Work required
Find and copy every line in the records that includes the string "name".
=== Recorded data ===
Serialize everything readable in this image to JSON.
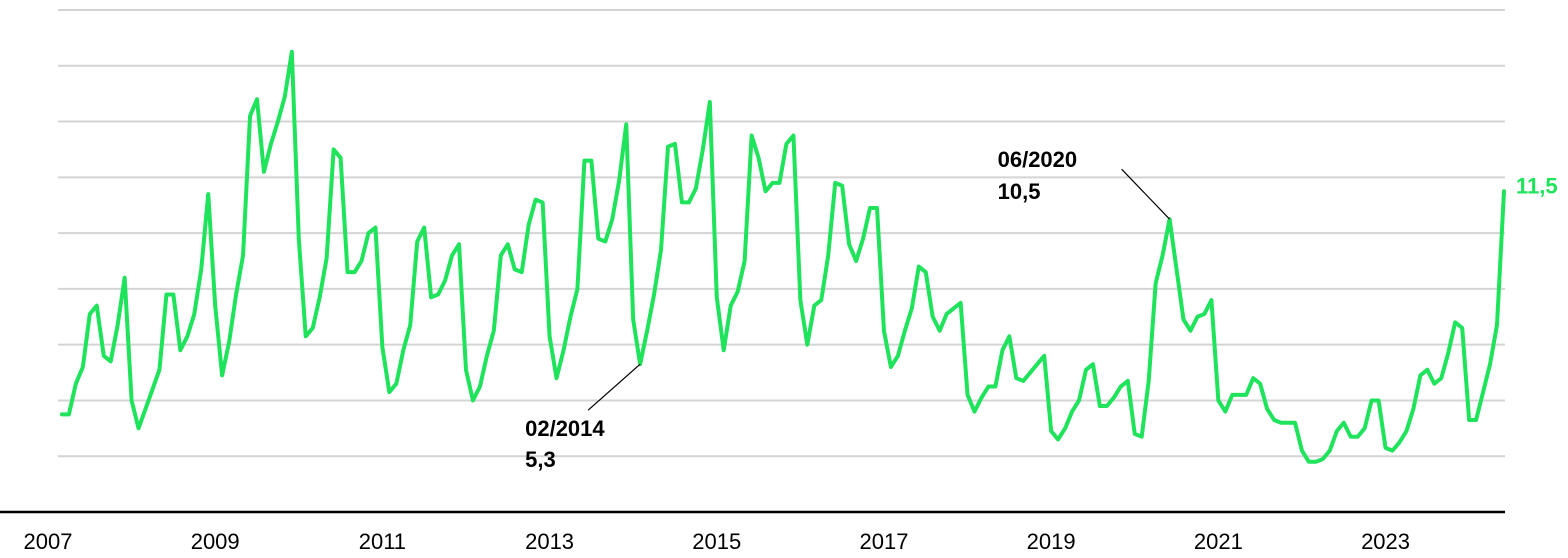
{
  "chart_data": {
    "type": "line",
    "color": "#1fe35b",
    "grid": true,
    "xlim": [
      2007,
      2024.417
    ],
    "xticks": [
      2007,
      2009,
      2011,
      2013,
      2015,
      2017,
      2019,
      2021,
      2023
    ],
    "ylim": [
      0,
      18
    ],
    "yticks": [
      0,
      2,
      4,
      6,
      8,
      10,
      12,
      14,
      16,
      18
    ],
    "x": [
      2007.167,
      2007.25,
      2007.333,
      2007.417,
      2007.5,
      2007.583,
      2007.667,
      2007.75,
      2007.833,
      2007.917,
      2008,
      2008.083,
      2008.167,
      2008.25,
      2008.333,
      2008.417,
      2008.5,
      2008.583,
      2008.667,
      2008.75,
      2008.833,
      2008.917,
      2009,
      2009.083,
      2009.167,
      2009.25,
      2009.333,
      2009.417,
      2009.5,
      2009.583,
      2009.667,
      2009.75,
      2009.833,
      2009.917,
      2010,
      2010.083,
      2010.167,
      2010.25,
      2010.333,
      2010.417,
      2010.5,
      2010.583,
      2010.667,
      2010.75,
      2010.833,
      2010.917,
      2011,
      2011.083,
      2011.167,
      2011.25,
      2011.333,
      2011.417,
      2011.5,
      2011.583,
      2011.667,
      2011.75,
      2011.833,
      2011.917,
      2012,
      2012.083,
      2012.167,
      2012.25,
      2012.333,
      2012.417,
      2012.5,
      2012.583,
      2012.667,
      2012.75,
      2012.833,
      2012.917,
      2013,
      2013.083,
      2013.167,
      2013.25,
      2013.333,
      2013.417,
      2013.5,
      2013.583,
      2013.667,
      2013.75,
      2013.833,
      2013.917,
      2014,
      2014.083,
      2014.167,
      2014.25,
      2014.333,
      2014.417,
      2014.5,
      2014.583,
      2014.667,
      2014.75,
      2014.833,
      2014.917,
      2015,
      2015.083,
      2015.167,
      2015.25,
      2015.333,
      2015.417,
      2015.5,
      2015.583,
      2015.667,
      2015.75,
      2015.833,
      2015.917,
      2016,
      2016.083,
      2016.167,
      2016.25,
      2016.333,
      2016.417,
      2016.5,
      2016.583,
      2016.667,
      2016.75,
      2016.833,
      2016.917,
      2017,
      2017.083,
      2017.167,
      2017.25,
      2017.333,
      2017.417,
      2017.5,
      2017.583,
      2017.667,
      2017.75,
      2017.833,
      2017.917,
      2018,
      2018.083,
      2018.167,
      2018.25,
      2018.333,
      2018.417,
      2018.5,
      2018.583,
      2018.667,
      2018.75,
      2018.833,
      2018.917,
      2019,
      2019.083,
      2019.167,
      2019.25,
      2019.333,
      2019.417,
      2019.5,
      2019.583,
      2019.667,
      2019.75,
      2019.833,
      2019.917,
      2020,
      2020.083,
      2020.167,
      2020.25,
      2020.333,
      2020.417,
      2020.5,
      2020.583,
      2020.667,
      2020.75,
      2020.833,
      2020.917,
      2021,
      2021.083,
      2021.167,
      2021.25,
      2021.333,
      2021.417,
      2021.5,
      2021.583,
      2021.667,
      2021.75,
      2021.833,
      2021.917,
      2022,
      2022.083,
      2022.167,
      2022.25,
      2022.333,
      2022.417,
      2022.5,
      2022.583,
      2022.667,
      2022.75,
      2022.833,
      2022.917,
      2023,
      2023.083,
      2023.167,
      2023.25,
      2023.333,
      2023.417,
      2023.5,
      2023.583,
      2023.667,
      2023.75,
      2023.833,
      2023.917,
      2024,
      2024.083,
      2024.167,
      2024.25,
      2024.333,
      2024.417
    ],
    "values": [
      3.5,
      3.5,
      4.6,
      5.2,
      7.1,
      7.4,
      5.6,
      5.4,
      6.7,
      8.4,
      4.0,
      3.0,
      3.7,
      4.4,
      5.1,
      7.8,
      7.8,
      5.8,
      6.3,
      7.1,
      8.7,
      11.4,
      7.4,
      4.9,
      6.1,
      7.8,
      9.2,
      14.2,
      14.8,
      12.2,
      13.2,
      14.0,
      14.9,
      16.5,
      9.8,
      6.3,
      6.6,
      7.7,
      9.1,
      13.0,
      12.7,
      8.6,
      8.6,
      9.0,
      10.0,
      10.2,
      5.9,
      4.3,
      4.6,
      5.8,
      6.7,
      9.7,
      10.2,
      7.7,
      7.8,
      8.3,
      9.2,
      9.6,
      5.1,
      4.0,
      4.5,
      5.6,
      6.5,
      9.2,
      9.6,
      8.7,
      8.6,
      10.3,
      11.2,
      11.1,
      6.3,
      4.8,
      5.8,
      7.0,
      8.0,
      12.6,
      12.6,
      9.8,
      9.7,
      10.5,
      11.9,
      13.9,
      6.9,
      5.3,
      6.5,
      7.8,
      9.4,
      13.1,
      13.2,
      11.1,
      11.1,
      11.6,
      13.0,
      14.7,
      7.7,
      5.8,
      7.4,
      7.9,
      9.0,
      13.5,
      12.7,
      11.5,
      11.8,
      11.8,
      13.2,
      13.5,
      7.6,
      6.0,
      7.4,
      7.6,
      9.2,
      11.8,
      11.7,
      9.6,
      9.0,
      9.8,
      10.9,
      10.9,
      6.5,
      5.2,
      5.6,
      6.5,
      7.3,
      8.8,
      8.6,
      7.0,
      6.5,
      7.1,
      7.3,
      7.5,
      4.2,
      3.6,
      4.1,
      4.5,
      4.5,
      5.8,
      6.3,
      4.8,
      4.7,
      5.0,
      5.3,
      5.6,
      2.9,
      2.6,
      3.0,
      3.6,
      4.0,
      5.1,
      5.3,
      3.8,
      3.8,
      4.1,
      4.5,
      4.7,
      2.8,
      2.7,
      4.7,
      8.2,
      9.2,
      10.5,
      8.7,
      6.9,
      6.5,
      7.0,
      7.1,
      7.6,
      4.0,
      3.6,
      4.2,
      4.2,
      4.2,
      4.8,
      4.6,
      3.7,
      3.3,
      3.2,
      3.2,
      3.2,
      2.2,
      1.8,
      1.8,
      1.9,
      2.2,
      2.9,
      3.2,
      2.7,
      2.7,
      3.0,
      4.0,
      4.0,
      2.3,
      2.2,
      2.5,
      2.9,
      3.7,
      4.9,
      5.1,
      4.6,
      4.8,
      5.7,
      6.8,
      6.6,
      3.3,
      3.3,
      4.3,
      5.3,
      6.7,
      11.5
    ],
    "annotations": [
      {
        "label": "02/2014",
        "x": 2014.083,
        "value": 5.3,
        "value_label": "5,3"
      },
      {
        "label": "06/2020",
        "x": 2020.417,
        "value": 10.5,
        "value_label": "10,5"
      },
      {
        "x": 2024.417,
        "value": 11.5,
        "value_label": "11,5"
      }
    ]
  }
}
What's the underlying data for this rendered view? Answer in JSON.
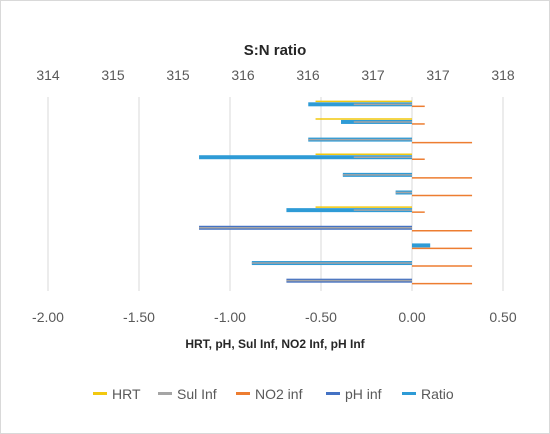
{
  "chart_data": {
    "type": "bar",
    "title": "S:N ratio",
    "xlabel": "HRT, pH, Sul Inf, NO2 Inf, pH Inf",
    "top_axis": {
      "ticks": [
        "314",
        "315",
        "315",
        "316",
        "316",
        "317",
        "317",
        "318"
      ],
      "range": [
        314,
        318
      ]
    },
    "bottom_axis": {
      "ticks": [
        "-2.00",
        "-1.50",
        "-1.00",
        "-0.50",
        "0.00",
        "0.50"
      ],
      "range": [
        -2.0,
        0.5
      ]
    },
    "legend_position": "bottom",
    "series": [
      {
        "name": "HRT",
        "color": "#f2c80f"
      },
      {
        "name": "Sul Inf",
        "color": "#a5a5a5"
      },
      {
        "name": "NO2 inf",
        "color": "#ed7d31"
      },
      {
        "name": "pH inf",
        "color": "#4472c4"
      },
      {
        "name": "Ratio",
        "color": "#2e9bd6"
      }
    ],
    "rows": [
      {
        "ratio": -0.57,
        "hrt": -0.53,
        "sul": -0.32,
        "no2": 0.07
      },
      {
        "ratio": -0.39,
        "hrt": -0.53,
        "sul": -0.32,
        "no2": 0.07
      },
      {
        "ratio": -0.57,
        "hrt": null,
        "sul": -0.57,
        "no2": 0.33
      },
      {
        "ratio": -1.17,
        "hrt": -0.53,
        "sul": -0.32,
        "no2": 0.07
      },
      {
        "ratio": -0.38,
        "hrt": null,
        "sul": -0.38,
        "no2": 0.33
      },
      {
        "ratio": -0.09,
        "hrt": null,
        "sul": -0.09,
        "no2": 0.33
      },
      {
        "ratio": -0.69,
        "hrt": -0.53,
        "sul": -0.32,
        "no2": 0.07
      },
      {
        "ph": -1.17,
        "sul": -1.17,
        "no2": 0.33
      },
      {
        "ratio": 0.1,
        "no2": 0.33
      },
      {
        "ratio": -0.88,
        "sul": -0.88,
        "no2": 0.33
      },
      {
        "ph": -0.69,
        "sul": -0.69,
        "no2": 0.33
      }
    ]
  }
}
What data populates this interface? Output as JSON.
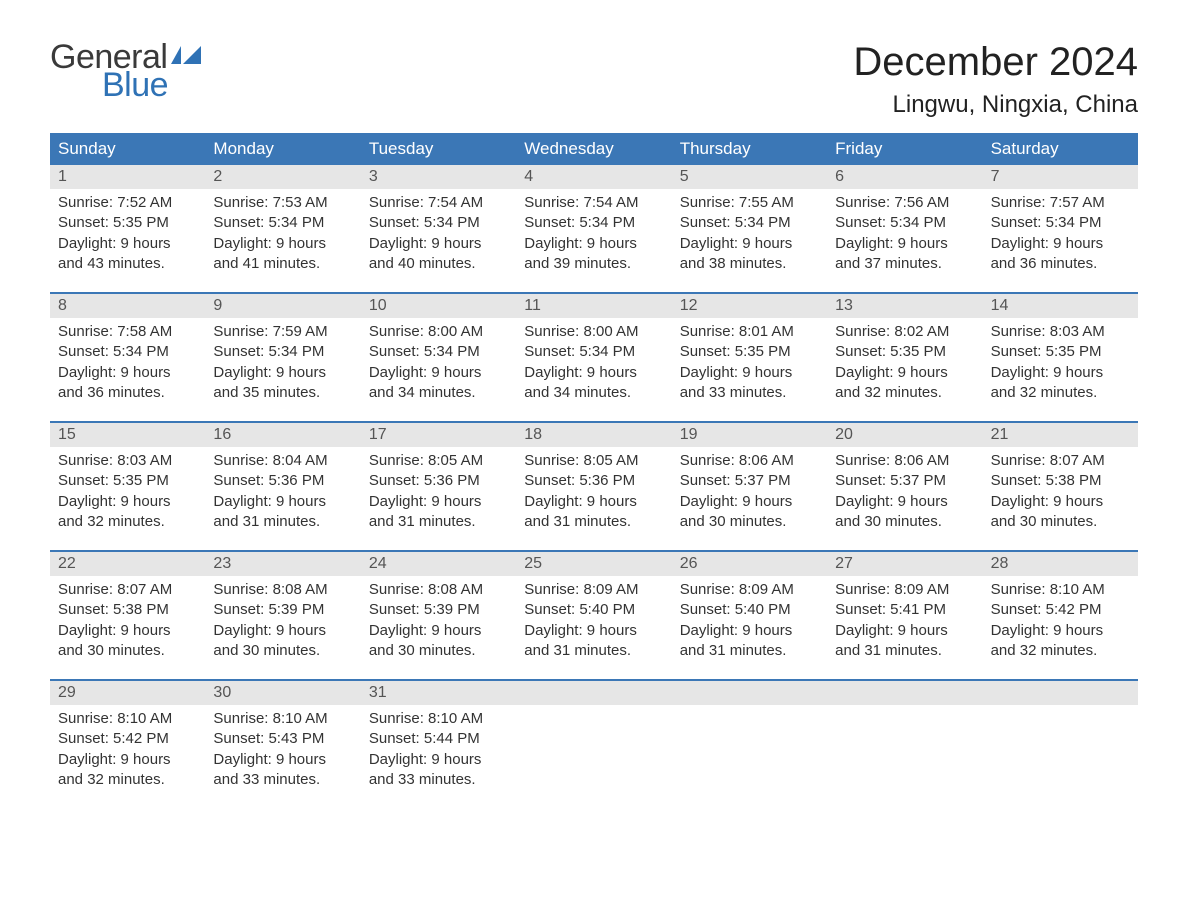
===
Exercise answer
        "name": "HRT",
        "name": "Sul Inf",
        "name": "NO2 inf",
        "name": "pH inf",
        "name": "Ratio",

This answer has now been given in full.